Required tasks>
[1] Please copy the section of the garage-plan comments starting with "The only thing" and going on through "you need heat.".
[2] Keep the garage-plan comments going from the point where they stop.

Text>
________

The only thing I am concerned about is your choice of 8' wide doors. I guess it depends on the width of your cars, but I prefer a 9' minimum....but I know that might throw off the proportions of your style. I like 30's-40's style stations, and I'd be at a loss as to picking a garage door style.

I think your project is great...I hope you keep posting..
:cool:
 
#6 ·
Great looking plan.

Things to think about:

1) I don't know if you are in a cold part of Texas or not. But if you are I would strongly consider putting in in-floor hydroponic heating. It's the biggest mistake I made in my shop - not having it. I'm on my feet a LOT in shop throughout the winter and it gets pretty brutal. The rest of the shop is at 60...but the floor is ice cold. But then, maybe you need A/C more than you need heat.

2) Just be aware, when you put running water and a bathroom in your shop it will most likely bump it into a different category for tax purposes AND for insurance purposes. Both will be more costly than just a plain old garage. At least that's the way it is here in WI.

________

Dataset excerpts>

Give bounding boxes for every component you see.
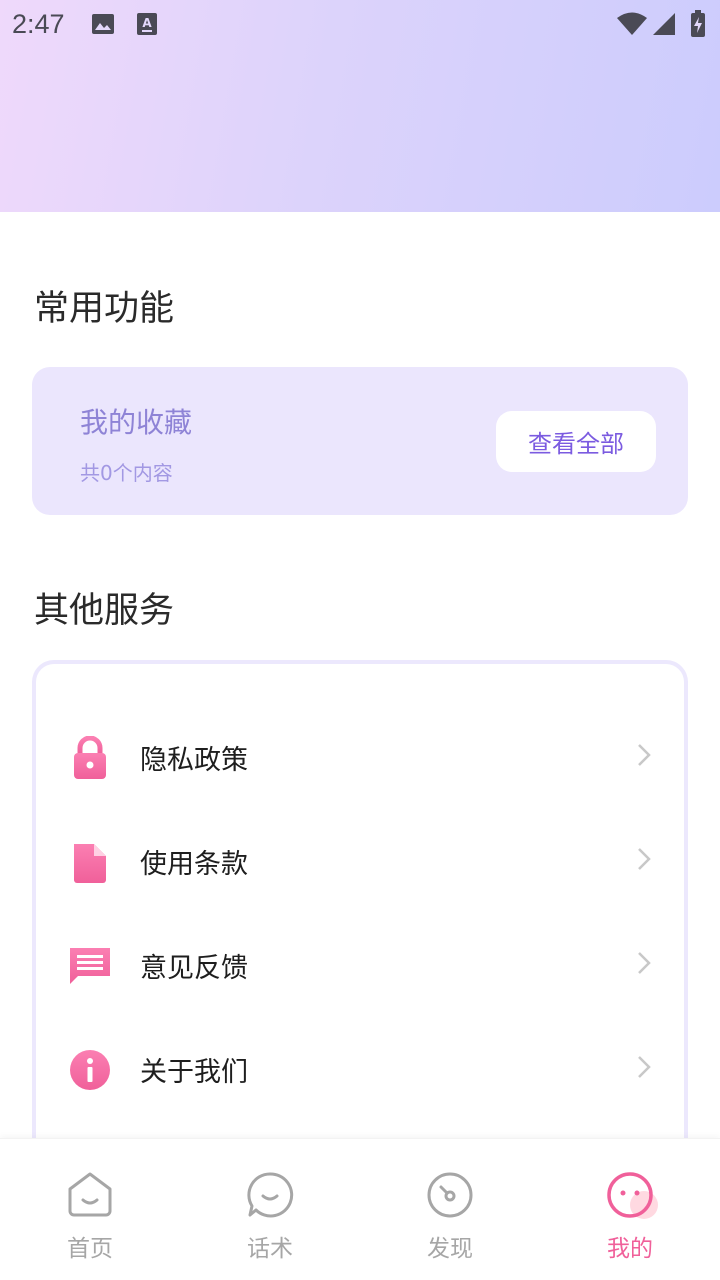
tab-scripts[interactable]: 话术 xyxy=(180,1139,360,1280)
chevron-right-icon xyxy=(638,848,651,870)
tab-label: 我的 xyxy=(607,1236,653,1262)
font-download-icon: A xyxy=(137,13,157,35)
tab-label: 话术 xyxy=(247,1236,293,1262)
home-icon xyxy=(68,1172,112,1217)
tab-label: 发现 xyxy=(427,1236,473,1262)
chevron-right-icon xyxy=(638,744,651,766)
service-item-label: 隐私政策 xyxy=(140,745,248,776)
profile-face-icon xyxy=(607,1172,658,1219)
status-time: 2:47 xyxy=(12,9,65,39)
chat-bubble-icon xyxy=(247,1172,294,1218)
compass-icon xyxy=(427,1172,473,1218)
chevron-right-icon xyxy=(638,1056,651,1078)
wifi-icon xyxy=(617,12,647,35)
service-item-terms[interactable]: 使用条款 xyxy=(36,808,684,912)
tab-label: 首页 xyxy=(67,1236,113,1262)
info-icon xyxy=(70,1050,110,1090)
chevron-right-icon xyxy=(638,952,651,974)
lock-icon xyxy=(74,736,106,779)
image-icon xyxy=(92,14,114,34)
signal-icon xyxy=(653,13,675,35)
section-title-common: 常用功能 xyxy=(34,289,175,329)
service-item-label: 使用条款 xyxy=(140,849,248,880)
svg-text:A: A xyxy=(142,16,152,30)
tab-home[interactable]: 首页 xyxy=(0,1139,180,1280)
service-item-label: 意见反馈 xyxy=(140,953,248,984)
services-card: 隐私政策 使用条款 意见反馈 关于我们 xyxy=(32,660,688,1180)
status-bar: 2:47 A xyxy=(0,0,720,48)
service-item-about[interactable]: 关于我们 xyxy=(36,1016,684,1120)
service-item-privacy[interactable]: 隐私政策 xyxy=(36,704,684,808)
battery-charging-icon xyxy=(691,10,705,37)
section-title-other: 其他服务 xyxy=(34,591,175,631)
favorites-title: 我的收藏 xyxy=(80,406,193,439)
tab-discover[interactable]: 发现 xyxy=(360,1139,540,1280)
document-icon xyxy=(74,844,106,883)
tab-mine[interactable]: 我的 xyxy=(540,1139,720,1280)
service-item-feedback[interactable]: 意见反馈 xyxy=(36,912,684,1016)
favorites-count: 共0个内容 xyxy=(80,461,173,485)
message-icon xyxy=(70,948,110,984)
service-item-label: 关于我们 xyxy=(140,1057,248,1088)
favorites-card[interactable]: 我的收藏 共0个内容 查看全部 xyxy=(32,367,688,515)
bottom-tab-bar: 首页 话术 发现 我的 xyxy=(0,1138,720,1280)
view-all-button[interactable]: 查看全部 xyxy=(496,411,656,472)
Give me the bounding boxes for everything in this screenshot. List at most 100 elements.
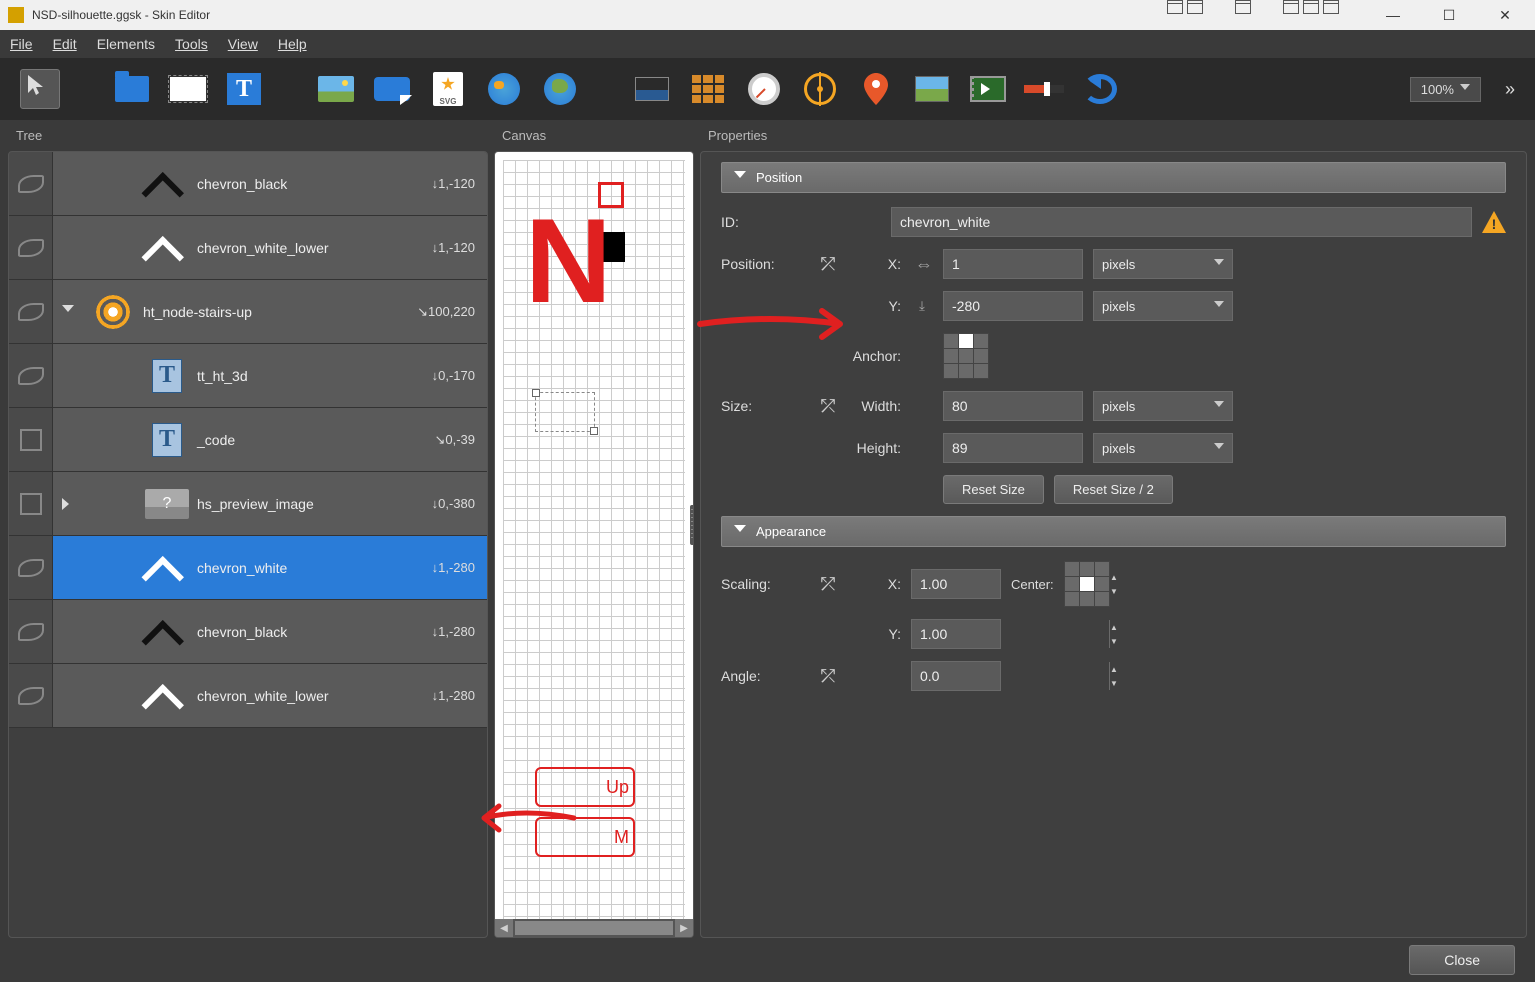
titlebar-tool-icon[interactable] [1283, 0, 1299, 14]
id-input[interactable] [891, 207, 1472, 237]
link-icon[interactable] [821, 254, 841, 274]
canvas-selection-handles[interactable] [535, 392, 595, 432]
visibility-toggle[interactable] [9, 664, 53, 727]
tool-pin-button[interactable] [856, 69, 896, 109]
x-spinner[interactable]: ▲▼ [943, 249, 1083, 279]
window-titlebar: NSD-silhouette.ggsk - Skin Editor — ☐ ✕ [0, 0, 1535, 30]
menu-file[interactable]: File [10, 36, 33, 52]
angle-spinner[interactable]: ▲▼ [911, 661, 1001, 691]
visibility-toggle[interactable] [9, 600, 53, 663]
menu-edit[interactable]: Edit [53, 36, 77, 52]
tree-row[interactable]: chevron_black↓1,-120 [9, 152, 487, 216]
tool-map-button[interactable] [912, 69, 952, 109]
visibility-toggle[interactable] [9, 344, 53, 407]
height-unit-select[interactable]: pixels [1093, 433, 1233, 463]
tool-text-button[interactable]: T [224, 69, 264, 109]
swap-x-icon[interactable]: ⇔ [911, 253, 933, 275]
tree-view[interactable]: chevron_black↓1,-120chevron_white_lower↓… [9, 152, 487, 937]
tool-select-button[interactable] [20, 69, 60, 109]
y-spinner[interactable]: ▲▼ [943, 291, 1083, 321]
visibility-toggle[interactable] [9, 472, 53, 535]
width-spinner[interactable]: ▲▼ [943, 391, 1083, 421]
canvas-element-box[interactable]: Up [535, 767, 635, 807]
canvas-area[interactable]: N Up M ◀▶ [494, 151, 694, 938]
panel-resize-handle[interactable] [690, 505, 694, 545]
tree-row[interactable]: chevron_white↓1,-280 [9, 536, 487, 600]
expand-toggle[interactable] [53, 498, 83, 510]
visibility-toggle[interactable] [9, 280, 53, 343]
properties-panel-label: Properties [700, 124, 1527, 151]
tool-container-button[interactable] [112, 69, 152, 109]
link-icon[interactable] [821, 666, 841, 686]
tool-rectangle-button[interactable] [168, 69, 208, 109]
titlebar-tool-icon[interactable] [1323, 0, 1339, 14]
tree-item-label: chevron_white [197, 560, 407, 576]
tree-row[interactable]: chevron_white_lower↓1,-280 [9, 664, 487, 728]
width-unit-select[interactable]: pixels [1093, 391, 1233, 421]
chev-black-icon [143, 164, 191, 204]
visibility-toggle[interactable] [9, 152, 53, 215]
close-button[interactable]: Close [1409, 945, 1515, 975]
scale-x-spinner[interactable]: ▲▼ [911, 569, 1001, 599]
reset-size-half-button[interactable]: Reset Size / 2 [1054, 475, 1173, 504]
scale-y-spinner[interactable]: ▲▼ [911, 619, 1001, 649]
swap-y-icon[interactable]: ⤓ [911, 295, 933, 317]
menu-help[interactable]: Help [278, 36, 307, 52]
tree-item-label: chevron_white_lower [197, 688, 407, 704]
titlebar-tool-icon[interactable] [1235, 0, 1251, 14]
menu-tools[interactable]: Tools [175, 36, 208, 52]
toolbar-overflow-button[interactable]: » [1505, 79, 1515, 100]
tree-row[interactable]: ht_node-stairs-up↘100,220 [9, 280, 487, 344]
window-maximize-button[interactable]: ☐ [1427, 0, 1471, 30]
canvas-horizontal-scrollbar[interactable]: ◀▶ [495, 919, 693, 937]
tool-tiles-button[interactable] [688, 69, 728, 109]
tool-undo-button[interactable] [1080, 69, 1120, 109]
size-label: Size: [721, 398, 811, 414]
section-header-position[interactable]: Position [721, 162, 1506, 193]
tree-row[interactable]: Ttt_ht_3d↓0,-170 [9, 344, 487, 408]
tool-image-button[interactable] [316, 69, 356, 109]
link-icon[interactable] [821, 574, 841, 594]
tree-row[interactable]: hs_preview_image↓0,-380 [9, 472, 487, 536]
titlebar-tool-icon[interactable] [1303, 0, 1319, 14]
tool-gauge-button[interactable] [744, 69, 784, 109]
tree-item-label: chevron_black [197, 624, 407, 640]
tree-item-coords: ↘0,-39 [407, 432, 487, 448]
anchor-grid[interactable] [943, 333, 989, 379]
visibility-toggle[interactable] [9, 408, 53, 471]
tree-row[interactable]: chevron_white_lower↓1,-120 [9, 216, 487, 280]
y-label: Y: [851, 626, 901, 642]
center-grid[interactable] [1064, 561, 1110, 607]
height-spinner[interactable]: ▲▼ [943, 433, 1083, 463]
tool-grid-button[interactable] [632, 69, 672, 109]
tool-globe2-button[interactable] [540, 69, 580, 109]
reset-size-button[interactable]: Reset Size [943, 475, 1044, 504]
tool-svg-button[interactable]: SVG [428, 69, 468, 109]
section-header-appearance[interactable]: Appearance [721, 516, 1506, 547]
angle-label: Angle: [721, 668, 811, 684]
tool-slider-button[interactable] [1024, 69, 1064, 109]
window-close-button[interactable]: ✕ [1483, 0, 1527, 30]
visibility-toggle[interactable] [9, 216, 53, 279]
titlebar-tool-icon[interactable] [1167, 0, 1183, 14]
menu-view[interactable]: View [228, 36, 258, 52]
expand-toggle[interactable] [53, 305, 83, 318]
window-minimize-button[interactable]: — [1371, 0, 1415, 30]
canvas-element-n[interactable]: N [525, 192, 604, 330]
tree-row[interactable]: T_code↘0,-39 [9, 408, 487, 472]
tree-panel-label: Tree [8, 124, 488, 151]
toolbar: T SVG 100% » [0, 58, 1535, 120]
tool-globe1-button[interactable] [484, 69, 524, 109]
link-icon[interactable] [821, 396, 841, 416]
y-unit-select[interactable]: pixels [1093, 291, 1233, 321]
tree-row[interactable]: chevron_black↓1,-280 [9, 600, 487, 664]
x-unit-select[interactable]: pixels [1093, 249, 1233, 279]
canvas-element-box[interactable]: M [535, 817, 635, 857]
menu-elements[interactable]: Elements [97, 36, 155, 52]
visibility-toggle[interactable] [9, 536, 53, 599]
tool-target-button[interactable] [800, 69, 840, 109]
titlebar-tool-icon[interactable] [1187, 0, 1203, 14]
tool-hotspot-button[interactable] [372, 69, 412, 109]
zoom-dropdown[interactable]: 100% [1410, 77, 1481, 102]
tool-video-button[interactable] [968, 69, 1008, 109]
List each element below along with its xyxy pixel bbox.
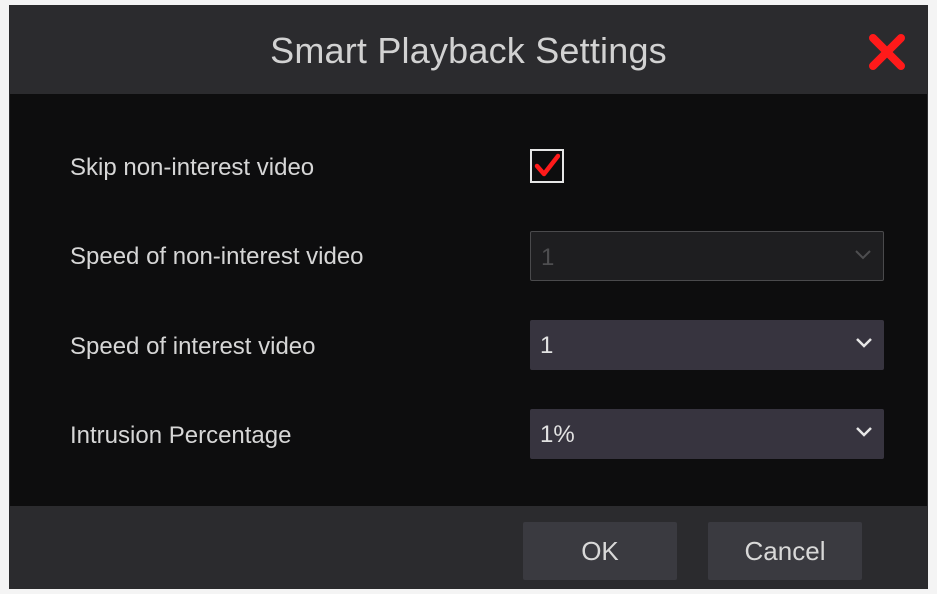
dialog-title: Smart Playback Settings [270,30,667,71]
intrusion-percentage-label: Intrusion Percentage [70,422,292,449]
close-icon[interactable] [868,33,906,71]
chevron-down-icon [856,427,872,437]
speed-non-interest-label: Speed of non-interest video [70,243,364,270]
skip-non-interest-checkbox[interactable] [530,149,564,183]
speed-non-interest-select: 1 [530,231,884,281]
cancel-button[interactable]: Cancel [708,522,862,580]
dialog-footer: OK Cancel [10,506,927,588]
speed-interest-label: Speed of interest video [70,333,316,360]
speed-interest-value: 1 [540,332,554,359]
chevron-down-icon [855,250,871,260]
ok-button[interactable]: OK [523,522,677,580]
dialog-titlebar: Smart Playback Settings [10,6,927,94]
checkmark-icon [534,153,560,177]
speed-interest-select[interactable]: 1 [530,320,884,370]
intrusion-percentage-select[interactable]: 1% [530,409,884,459]
skip-non-interest-label: Skip non-interest video [70,154,315,181]
speed-non-interest-value: 1 [541,244,555,271]
chevron-down-icon [856,338,872,348]
smart-playback-settings-dialog: Smart Playback Settings Skip non-interes… [10,6,927,588]
intrusion-percentage-value: 1% [540,421,575,448]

________

Per-task outputs>
[1]
The only thing I am concerned about is your choice of 8' wide doors. I guess it depends on the width of your cars, but I prefer a 9' minimum....but I know that might throw off the proportions of your style. I like 30's-40's style stations, and I'd be at a loss as to picking a garage door style.

I think your project is great...I hope you keep posting..
:cool:
 
#6 ·
Great looking plan.

Things to think about:

1) I don't know if you are in a cold part of Texas or not. But if you are I would strongly consider putting in in-floor hydroponic heating. It's the biggest mistake I made in my shop - not having it. I'm on my feet a LOT in shop throughout the winter and it gets pretty brutal. The rest of the shop is at 60...but the floor is ice cold. But then, maybe you need A/C more than you need heat.

[2]
3) Before you decide on a final ceiling/roof height, think long and hard about a lift and the design requirements for that particular lift...and the vehicles you will be lifting. Some require a 12' clearance to function properly.
 
#7 ·
Cboy's comment on the bathroom sparked another recollection for me.
According to local by-laws ... each building that has running water has to have it's OWN sewage line. In other words, I couldn't simply "tie it in" to the sewage line to the house.

A whole new line all the way from the back yard to the center of the street out front ... 100 feet or so ... was "guesstimated" to cost something ridiculous ... $10,000 +.

I thought "For that much I can just run into the house ..."

F&J's comment on the 8ft wide doors is bang-on too.
I put 12-footers on mine, and it still takes a little manuevering to swing in from the alley with my pickup truck (extended cab - short-box). Pickup trucks usually have some wide mirrors as well ... so unless you want to fold / un-fold mirrors ... you may want wider doors.

I am installing overhead infra-red heaters. Unless you are going to keep your garage heated all the time ... that in-floor heat would take a while to "ramp up". I see my garage / workshop as an "occasional" or "weekend" thing ... so I want to heat it only when I need it. I would expect that Texas would have a much shorter "heating season" than Alberta Canada, though.

SpeedyDeedy's "curb wall" idea is a good one, too. I had mine (only 6" high) cast and poured with the slab, and then built a 10-ft stud wall on top of that.

Pictures are in my jounal.

I am STILL waiting for my (9' x 12') garage doors.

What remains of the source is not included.